Give only a count of the lines that include the string "shell".

==*==

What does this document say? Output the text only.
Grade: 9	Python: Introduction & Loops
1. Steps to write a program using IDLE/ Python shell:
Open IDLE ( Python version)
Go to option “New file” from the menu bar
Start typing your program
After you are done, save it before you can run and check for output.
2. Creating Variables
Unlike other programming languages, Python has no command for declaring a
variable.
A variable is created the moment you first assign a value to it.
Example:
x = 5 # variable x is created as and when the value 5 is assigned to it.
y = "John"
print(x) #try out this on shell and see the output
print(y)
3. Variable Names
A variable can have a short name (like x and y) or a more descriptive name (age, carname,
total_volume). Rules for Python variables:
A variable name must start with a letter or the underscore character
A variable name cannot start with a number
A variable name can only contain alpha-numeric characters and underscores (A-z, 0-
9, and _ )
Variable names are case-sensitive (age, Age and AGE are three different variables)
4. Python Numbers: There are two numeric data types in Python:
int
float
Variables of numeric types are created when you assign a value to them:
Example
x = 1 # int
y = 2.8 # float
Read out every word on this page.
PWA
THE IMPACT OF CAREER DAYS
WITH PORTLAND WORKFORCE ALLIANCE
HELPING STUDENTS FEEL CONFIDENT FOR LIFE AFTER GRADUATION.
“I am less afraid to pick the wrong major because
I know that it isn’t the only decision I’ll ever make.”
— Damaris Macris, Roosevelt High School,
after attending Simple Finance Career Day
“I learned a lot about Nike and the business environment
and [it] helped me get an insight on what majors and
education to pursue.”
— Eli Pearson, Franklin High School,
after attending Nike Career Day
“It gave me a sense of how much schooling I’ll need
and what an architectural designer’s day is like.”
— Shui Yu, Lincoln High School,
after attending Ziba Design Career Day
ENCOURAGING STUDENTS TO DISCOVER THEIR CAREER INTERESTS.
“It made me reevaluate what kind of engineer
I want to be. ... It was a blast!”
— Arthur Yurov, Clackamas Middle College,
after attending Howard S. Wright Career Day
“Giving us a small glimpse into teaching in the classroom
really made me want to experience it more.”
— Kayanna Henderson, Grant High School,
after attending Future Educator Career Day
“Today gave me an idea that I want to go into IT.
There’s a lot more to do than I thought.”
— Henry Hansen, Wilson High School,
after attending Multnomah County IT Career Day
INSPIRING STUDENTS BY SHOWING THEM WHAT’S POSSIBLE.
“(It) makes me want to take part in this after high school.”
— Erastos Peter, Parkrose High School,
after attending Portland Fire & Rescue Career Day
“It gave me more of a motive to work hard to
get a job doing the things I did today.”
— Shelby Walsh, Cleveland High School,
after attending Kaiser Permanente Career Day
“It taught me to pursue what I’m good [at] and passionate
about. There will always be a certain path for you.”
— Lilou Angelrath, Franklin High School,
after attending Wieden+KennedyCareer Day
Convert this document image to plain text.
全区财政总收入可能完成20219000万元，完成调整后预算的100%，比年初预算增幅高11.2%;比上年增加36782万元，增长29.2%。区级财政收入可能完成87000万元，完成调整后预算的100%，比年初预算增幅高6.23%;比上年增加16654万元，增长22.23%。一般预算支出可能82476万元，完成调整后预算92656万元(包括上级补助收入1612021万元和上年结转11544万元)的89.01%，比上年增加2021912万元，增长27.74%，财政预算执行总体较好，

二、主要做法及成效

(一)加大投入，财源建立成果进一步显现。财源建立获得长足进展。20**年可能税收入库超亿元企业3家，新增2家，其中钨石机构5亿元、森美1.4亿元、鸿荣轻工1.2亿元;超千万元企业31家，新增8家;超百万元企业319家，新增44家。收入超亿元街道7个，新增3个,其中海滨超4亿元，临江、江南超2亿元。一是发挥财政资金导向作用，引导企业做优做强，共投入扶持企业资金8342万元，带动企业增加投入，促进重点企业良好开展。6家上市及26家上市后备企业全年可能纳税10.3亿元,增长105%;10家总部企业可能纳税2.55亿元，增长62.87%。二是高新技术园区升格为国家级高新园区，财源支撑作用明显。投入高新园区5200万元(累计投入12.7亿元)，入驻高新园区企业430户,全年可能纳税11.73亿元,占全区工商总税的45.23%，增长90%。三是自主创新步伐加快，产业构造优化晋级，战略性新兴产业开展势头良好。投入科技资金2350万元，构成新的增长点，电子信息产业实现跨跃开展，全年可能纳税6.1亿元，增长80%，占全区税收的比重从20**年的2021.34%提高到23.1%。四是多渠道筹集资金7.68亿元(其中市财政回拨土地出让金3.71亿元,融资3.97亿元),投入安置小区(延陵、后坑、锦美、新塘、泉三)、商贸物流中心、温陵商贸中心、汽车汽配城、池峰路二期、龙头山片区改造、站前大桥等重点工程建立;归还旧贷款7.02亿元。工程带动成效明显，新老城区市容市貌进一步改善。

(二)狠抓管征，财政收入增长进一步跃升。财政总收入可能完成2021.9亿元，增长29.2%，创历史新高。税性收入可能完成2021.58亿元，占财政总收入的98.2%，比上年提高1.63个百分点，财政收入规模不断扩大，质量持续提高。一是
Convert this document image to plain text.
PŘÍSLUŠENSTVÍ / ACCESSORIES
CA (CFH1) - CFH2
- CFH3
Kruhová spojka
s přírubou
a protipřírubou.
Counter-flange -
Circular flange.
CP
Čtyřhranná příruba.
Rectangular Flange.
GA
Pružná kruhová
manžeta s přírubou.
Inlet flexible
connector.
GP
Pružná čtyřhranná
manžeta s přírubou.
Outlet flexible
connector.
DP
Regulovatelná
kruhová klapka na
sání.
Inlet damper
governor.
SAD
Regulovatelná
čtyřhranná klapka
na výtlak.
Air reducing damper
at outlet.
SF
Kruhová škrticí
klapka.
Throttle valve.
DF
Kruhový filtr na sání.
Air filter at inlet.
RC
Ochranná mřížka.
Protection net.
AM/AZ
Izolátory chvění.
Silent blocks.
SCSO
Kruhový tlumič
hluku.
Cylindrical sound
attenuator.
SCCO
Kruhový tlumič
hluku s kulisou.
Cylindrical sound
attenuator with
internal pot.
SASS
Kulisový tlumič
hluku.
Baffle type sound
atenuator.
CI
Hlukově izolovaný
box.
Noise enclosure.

==*==

**Exercise output:** 2